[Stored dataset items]
-*-*-

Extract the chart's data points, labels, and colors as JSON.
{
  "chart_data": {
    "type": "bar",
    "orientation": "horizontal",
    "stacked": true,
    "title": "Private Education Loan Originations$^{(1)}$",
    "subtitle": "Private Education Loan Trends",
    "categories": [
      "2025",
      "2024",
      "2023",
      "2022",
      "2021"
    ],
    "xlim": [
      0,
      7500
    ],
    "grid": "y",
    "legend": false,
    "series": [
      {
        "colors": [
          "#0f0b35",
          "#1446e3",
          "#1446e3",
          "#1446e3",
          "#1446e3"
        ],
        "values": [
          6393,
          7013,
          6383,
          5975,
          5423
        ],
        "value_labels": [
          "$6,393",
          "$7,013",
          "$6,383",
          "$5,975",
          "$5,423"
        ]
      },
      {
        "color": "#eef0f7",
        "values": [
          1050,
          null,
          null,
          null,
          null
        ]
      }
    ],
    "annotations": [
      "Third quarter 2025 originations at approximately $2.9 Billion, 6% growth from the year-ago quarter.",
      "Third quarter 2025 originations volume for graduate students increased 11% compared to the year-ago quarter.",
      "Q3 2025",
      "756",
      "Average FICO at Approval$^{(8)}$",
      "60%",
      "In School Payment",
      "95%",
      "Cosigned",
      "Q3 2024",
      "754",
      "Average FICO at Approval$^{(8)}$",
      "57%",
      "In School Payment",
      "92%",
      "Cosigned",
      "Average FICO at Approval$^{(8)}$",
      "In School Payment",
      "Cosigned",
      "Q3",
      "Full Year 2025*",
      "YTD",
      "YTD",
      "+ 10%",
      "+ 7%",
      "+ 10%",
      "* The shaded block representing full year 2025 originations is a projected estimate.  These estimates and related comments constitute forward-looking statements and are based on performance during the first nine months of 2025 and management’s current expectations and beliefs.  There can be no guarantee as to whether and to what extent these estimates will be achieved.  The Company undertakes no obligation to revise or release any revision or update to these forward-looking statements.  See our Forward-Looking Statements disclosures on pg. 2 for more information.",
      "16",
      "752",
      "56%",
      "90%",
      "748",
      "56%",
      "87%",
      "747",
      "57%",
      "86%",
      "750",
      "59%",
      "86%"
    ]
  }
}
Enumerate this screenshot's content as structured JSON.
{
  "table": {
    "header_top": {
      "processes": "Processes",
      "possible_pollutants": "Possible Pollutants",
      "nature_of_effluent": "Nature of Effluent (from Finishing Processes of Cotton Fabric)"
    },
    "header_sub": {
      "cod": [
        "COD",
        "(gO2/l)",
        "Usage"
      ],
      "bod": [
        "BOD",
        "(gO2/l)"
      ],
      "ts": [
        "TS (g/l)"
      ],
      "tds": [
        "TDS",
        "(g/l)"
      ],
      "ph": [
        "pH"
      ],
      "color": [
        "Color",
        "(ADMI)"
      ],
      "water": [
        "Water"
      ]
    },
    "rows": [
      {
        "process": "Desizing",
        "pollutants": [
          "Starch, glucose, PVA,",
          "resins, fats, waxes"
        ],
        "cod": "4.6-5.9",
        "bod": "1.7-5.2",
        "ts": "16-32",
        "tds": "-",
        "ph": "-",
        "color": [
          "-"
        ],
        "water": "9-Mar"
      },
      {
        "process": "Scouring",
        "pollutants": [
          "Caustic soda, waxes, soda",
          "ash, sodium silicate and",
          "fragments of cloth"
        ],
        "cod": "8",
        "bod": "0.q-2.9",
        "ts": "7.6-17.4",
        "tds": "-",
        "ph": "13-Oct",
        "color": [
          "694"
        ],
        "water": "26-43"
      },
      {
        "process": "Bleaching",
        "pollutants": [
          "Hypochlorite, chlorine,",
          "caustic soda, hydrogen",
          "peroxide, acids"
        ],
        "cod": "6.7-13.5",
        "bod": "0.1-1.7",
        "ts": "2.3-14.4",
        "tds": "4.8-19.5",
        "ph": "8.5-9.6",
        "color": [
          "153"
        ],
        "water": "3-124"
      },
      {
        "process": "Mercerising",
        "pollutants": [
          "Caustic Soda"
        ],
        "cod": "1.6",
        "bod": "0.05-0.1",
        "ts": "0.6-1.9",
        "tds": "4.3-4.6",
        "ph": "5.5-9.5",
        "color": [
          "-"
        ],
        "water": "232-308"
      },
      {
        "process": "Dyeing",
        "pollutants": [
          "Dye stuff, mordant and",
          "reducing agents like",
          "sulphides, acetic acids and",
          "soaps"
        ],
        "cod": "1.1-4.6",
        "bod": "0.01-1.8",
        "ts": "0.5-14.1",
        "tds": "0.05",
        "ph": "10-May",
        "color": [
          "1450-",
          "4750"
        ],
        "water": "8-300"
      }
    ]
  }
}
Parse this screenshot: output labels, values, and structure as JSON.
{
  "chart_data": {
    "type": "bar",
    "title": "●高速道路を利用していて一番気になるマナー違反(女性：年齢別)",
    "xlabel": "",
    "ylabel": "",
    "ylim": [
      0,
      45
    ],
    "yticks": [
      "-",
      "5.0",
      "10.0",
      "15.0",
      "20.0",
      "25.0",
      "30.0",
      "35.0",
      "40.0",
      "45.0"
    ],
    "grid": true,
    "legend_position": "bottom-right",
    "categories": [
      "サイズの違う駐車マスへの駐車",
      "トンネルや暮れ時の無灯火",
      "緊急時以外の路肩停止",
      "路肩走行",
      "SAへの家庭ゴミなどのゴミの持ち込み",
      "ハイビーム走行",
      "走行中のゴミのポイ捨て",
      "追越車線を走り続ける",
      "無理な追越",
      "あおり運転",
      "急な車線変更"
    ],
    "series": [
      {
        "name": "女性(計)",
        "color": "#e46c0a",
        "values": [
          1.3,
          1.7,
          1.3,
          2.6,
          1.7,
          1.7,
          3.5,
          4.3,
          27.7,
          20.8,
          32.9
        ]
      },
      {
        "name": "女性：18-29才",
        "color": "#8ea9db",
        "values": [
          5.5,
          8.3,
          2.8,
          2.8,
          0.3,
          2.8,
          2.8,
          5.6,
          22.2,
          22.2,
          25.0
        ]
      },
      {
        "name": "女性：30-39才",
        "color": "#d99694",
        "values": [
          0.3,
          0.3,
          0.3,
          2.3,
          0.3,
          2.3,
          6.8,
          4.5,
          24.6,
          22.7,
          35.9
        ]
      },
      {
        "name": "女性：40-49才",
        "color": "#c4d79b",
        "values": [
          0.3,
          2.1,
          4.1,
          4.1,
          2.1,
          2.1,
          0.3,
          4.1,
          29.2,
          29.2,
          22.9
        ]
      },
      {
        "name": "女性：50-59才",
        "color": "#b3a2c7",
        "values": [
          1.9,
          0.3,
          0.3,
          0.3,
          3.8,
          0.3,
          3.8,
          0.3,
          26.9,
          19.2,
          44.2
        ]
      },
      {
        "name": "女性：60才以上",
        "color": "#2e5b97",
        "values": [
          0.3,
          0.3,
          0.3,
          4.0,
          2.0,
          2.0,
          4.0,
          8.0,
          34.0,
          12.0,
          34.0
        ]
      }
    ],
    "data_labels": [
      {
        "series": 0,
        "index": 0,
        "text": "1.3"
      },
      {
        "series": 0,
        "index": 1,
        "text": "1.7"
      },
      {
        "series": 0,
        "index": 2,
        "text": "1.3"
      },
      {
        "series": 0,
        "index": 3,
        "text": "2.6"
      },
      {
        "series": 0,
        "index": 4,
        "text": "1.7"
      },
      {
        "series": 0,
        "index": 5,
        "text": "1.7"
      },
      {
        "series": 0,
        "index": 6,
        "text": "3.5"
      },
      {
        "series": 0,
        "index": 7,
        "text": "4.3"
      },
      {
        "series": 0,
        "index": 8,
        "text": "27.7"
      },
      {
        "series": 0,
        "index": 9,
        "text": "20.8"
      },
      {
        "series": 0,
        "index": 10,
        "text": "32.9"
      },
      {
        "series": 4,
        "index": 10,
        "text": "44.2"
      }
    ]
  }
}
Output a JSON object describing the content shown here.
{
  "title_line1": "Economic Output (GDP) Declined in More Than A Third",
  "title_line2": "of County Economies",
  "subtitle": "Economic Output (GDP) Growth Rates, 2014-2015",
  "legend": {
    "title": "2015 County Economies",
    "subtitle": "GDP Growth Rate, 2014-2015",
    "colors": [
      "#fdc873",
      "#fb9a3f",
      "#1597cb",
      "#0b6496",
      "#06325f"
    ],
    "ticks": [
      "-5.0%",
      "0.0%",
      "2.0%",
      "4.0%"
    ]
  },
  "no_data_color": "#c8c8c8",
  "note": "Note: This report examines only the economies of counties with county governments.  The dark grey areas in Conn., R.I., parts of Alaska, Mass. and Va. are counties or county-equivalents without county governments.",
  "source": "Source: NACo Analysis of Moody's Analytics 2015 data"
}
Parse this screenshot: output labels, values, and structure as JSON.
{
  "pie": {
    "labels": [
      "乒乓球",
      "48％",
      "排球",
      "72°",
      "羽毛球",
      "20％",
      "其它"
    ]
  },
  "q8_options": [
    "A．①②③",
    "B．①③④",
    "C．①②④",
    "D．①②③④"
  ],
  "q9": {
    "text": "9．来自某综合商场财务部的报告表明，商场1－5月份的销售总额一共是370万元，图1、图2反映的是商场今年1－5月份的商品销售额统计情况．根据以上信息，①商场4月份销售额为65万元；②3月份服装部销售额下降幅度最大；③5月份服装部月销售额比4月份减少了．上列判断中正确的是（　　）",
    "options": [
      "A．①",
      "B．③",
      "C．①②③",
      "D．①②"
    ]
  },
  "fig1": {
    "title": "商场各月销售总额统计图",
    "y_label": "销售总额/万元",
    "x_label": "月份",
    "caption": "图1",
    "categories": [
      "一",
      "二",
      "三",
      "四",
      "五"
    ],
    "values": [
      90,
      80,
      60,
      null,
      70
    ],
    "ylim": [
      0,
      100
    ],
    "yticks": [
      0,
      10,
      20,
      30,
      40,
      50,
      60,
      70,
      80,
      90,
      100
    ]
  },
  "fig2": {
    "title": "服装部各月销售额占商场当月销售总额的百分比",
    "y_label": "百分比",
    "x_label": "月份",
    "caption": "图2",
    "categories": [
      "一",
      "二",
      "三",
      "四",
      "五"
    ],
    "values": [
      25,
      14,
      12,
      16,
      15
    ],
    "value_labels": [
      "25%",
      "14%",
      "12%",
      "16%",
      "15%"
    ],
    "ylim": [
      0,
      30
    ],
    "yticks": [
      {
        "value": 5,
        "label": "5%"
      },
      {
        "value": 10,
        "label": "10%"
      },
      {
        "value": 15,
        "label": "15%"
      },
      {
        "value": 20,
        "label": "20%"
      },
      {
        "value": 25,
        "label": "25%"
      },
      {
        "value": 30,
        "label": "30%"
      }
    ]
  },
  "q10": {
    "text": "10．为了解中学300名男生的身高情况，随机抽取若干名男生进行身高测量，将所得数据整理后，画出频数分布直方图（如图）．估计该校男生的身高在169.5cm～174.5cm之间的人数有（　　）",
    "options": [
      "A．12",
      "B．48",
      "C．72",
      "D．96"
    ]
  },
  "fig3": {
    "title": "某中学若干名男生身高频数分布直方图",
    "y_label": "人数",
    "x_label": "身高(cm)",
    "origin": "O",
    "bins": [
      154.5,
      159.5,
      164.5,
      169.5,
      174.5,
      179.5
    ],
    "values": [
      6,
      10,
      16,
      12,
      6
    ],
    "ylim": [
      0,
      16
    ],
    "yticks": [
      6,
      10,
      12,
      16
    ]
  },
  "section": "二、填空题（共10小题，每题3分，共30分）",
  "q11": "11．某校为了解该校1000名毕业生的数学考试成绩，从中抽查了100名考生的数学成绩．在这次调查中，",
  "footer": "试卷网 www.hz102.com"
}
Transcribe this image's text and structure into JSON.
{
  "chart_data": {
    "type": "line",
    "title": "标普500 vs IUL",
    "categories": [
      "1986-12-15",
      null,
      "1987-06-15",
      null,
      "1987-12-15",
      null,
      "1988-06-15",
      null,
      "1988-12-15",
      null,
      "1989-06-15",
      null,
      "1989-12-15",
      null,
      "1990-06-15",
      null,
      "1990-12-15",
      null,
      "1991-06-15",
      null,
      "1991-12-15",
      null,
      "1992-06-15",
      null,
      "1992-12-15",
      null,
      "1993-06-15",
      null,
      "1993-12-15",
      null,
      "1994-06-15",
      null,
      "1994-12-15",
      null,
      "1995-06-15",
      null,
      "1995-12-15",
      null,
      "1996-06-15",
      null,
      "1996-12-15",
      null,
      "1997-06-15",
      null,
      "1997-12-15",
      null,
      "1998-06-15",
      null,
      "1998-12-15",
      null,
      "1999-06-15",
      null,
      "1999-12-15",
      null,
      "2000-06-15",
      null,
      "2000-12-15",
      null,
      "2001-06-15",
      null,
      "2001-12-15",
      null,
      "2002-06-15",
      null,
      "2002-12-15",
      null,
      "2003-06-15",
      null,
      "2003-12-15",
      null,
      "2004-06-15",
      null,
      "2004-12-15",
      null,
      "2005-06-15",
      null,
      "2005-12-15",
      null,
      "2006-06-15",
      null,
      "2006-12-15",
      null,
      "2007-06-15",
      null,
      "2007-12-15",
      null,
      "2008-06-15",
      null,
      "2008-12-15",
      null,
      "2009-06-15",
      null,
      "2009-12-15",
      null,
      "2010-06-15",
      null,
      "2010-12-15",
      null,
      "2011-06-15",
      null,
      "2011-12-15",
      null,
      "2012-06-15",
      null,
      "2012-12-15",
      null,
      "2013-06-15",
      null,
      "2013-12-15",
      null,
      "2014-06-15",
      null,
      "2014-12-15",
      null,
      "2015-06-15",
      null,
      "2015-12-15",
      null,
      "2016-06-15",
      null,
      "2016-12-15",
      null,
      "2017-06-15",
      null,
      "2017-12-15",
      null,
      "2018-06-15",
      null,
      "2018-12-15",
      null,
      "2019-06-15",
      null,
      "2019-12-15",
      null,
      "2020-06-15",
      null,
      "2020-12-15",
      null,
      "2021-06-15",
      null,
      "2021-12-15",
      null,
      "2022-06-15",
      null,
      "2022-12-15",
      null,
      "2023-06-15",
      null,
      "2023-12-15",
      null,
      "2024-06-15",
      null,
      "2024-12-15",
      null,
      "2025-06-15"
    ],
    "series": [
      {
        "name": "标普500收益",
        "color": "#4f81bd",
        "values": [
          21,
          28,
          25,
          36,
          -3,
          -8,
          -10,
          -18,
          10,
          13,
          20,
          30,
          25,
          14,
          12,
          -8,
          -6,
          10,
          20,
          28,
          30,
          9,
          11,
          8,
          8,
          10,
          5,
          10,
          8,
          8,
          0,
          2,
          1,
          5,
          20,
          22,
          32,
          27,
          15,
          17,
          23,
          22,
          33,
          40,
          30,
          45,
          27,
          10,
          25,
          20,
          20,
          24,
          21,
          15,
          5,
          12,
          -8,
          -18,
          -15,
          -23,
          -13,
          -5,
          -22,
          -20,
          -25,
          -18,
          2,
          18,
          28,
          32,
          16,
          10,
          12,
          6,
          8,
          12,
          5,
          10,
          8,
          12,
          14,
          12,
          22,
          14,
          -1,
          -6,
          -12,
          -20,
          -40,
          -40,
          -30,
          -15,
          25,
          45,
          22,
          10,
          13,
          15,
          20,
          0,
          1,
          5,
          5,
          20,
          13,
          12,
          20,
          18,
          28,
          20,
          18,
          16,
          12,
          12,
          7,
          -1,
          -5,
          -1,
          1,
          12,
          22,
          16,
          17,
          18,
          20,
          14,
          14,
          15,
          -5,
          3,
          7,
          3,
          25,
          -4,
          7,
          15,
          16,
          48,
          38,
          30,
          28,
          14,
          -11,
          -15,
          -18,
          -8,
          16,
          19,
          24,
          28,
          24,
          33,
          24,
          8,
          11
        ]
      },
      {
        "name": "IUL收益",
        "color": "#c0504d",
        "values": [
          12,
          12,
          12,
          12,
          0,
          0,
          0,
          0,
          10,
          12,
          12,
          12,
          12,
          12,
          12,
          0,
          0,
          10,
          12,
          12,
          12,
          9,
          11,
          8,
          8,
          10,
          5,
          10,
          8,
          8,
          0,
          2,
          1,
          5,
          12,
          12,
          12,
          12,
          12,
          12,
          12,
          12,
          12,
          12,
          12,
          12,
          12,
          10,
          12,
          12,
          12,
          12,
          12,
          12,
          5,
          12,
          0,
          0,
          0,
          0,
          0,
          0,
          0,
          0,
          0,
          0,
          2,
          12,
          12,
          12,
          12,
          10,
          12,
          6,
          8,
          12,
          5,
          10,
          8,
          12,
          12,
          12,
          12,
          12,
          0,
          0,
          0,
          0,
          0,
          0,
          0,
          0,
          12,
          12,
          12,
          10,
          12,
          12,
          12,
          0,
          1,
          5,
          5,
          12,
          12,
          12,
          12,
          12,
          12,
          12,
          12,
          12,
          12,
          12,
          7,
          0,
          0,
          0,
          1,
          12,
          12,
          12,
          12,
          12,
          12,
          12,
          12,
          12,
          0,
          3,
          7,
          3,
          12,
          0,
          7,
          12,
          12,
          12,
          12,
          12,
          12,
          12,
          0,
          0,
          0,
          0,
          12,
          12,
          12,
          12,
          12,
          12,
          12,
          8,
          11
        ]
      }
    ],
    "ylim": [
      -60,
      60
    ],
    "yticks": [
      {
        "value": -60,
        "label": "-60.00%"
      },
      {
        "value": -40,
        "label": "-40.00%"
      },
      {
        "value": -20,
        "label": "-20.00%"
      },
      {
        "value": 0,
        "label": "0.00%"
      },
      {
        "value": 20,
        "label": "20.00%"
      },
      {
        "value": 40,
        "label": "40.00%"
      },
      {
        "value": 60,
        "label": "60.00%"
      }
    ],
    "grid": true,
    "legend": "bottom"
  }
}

-*-*-

What the task requires:
Count how many lines above include the word "colors" and answer with that figure only.

Response:
3